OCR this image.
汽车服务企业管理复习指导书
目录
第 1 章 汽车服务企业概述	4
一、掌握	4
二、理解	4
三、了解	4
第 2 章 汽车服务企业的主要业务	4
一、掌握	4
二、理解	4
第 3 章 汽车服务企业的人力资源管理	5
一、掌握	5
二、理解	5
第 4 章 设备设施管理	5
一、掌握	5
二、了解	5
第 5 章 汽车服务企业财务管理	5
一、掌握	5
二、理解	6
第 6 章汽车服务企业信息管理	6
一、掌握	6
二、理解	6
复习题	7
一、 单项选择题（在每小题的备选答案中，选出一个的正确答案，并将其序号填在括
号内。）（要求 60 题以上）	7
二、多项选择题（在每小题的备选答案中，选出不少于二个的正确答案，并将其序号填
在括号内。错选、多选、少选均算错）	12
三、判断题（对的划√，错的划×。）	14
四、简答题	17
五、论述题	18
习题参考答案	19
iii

•••

◆ **Given instruction**: Please output the complete data exactly.

◆ **Task result**:
OCR this image.
汽车服务企业管理复习指导书
目录
第 1 章 汽车服务企业概述	4
一、掌握	4
二、理解	4
三、了解	4
第 2 章 汽车服务企业的主要业务	4
一、掌握	4
二、理解	4
第 3 章 汽车服务企业的人力资源管理	5
一、掌握	5
二、理解	5
第 4 章 设备设施管理	5
一、掌握	5
二、了解	5
第 5 章 汽车服务企业财务管理	5
一、掌握	5
二、理解	6
第 6 章汽车服务企业信息管理	6
一、掌握	6
二、理解	6
复习题	7
一、 单项选择题（在每小题的备选答案中，选出一个的正确答案，并将其序号填在括
号内。）（要求 60 题以上）	7
二、多项选择题（在每小题的备选答案中，选出不少于二个的正确答案，并将其序号填
在括号内。错选、多选、少选均算错）	12
三、判断题（对的划√，错的划×。）	14
四、简答题	17
五、论述题	18
习题参考答案	19
iii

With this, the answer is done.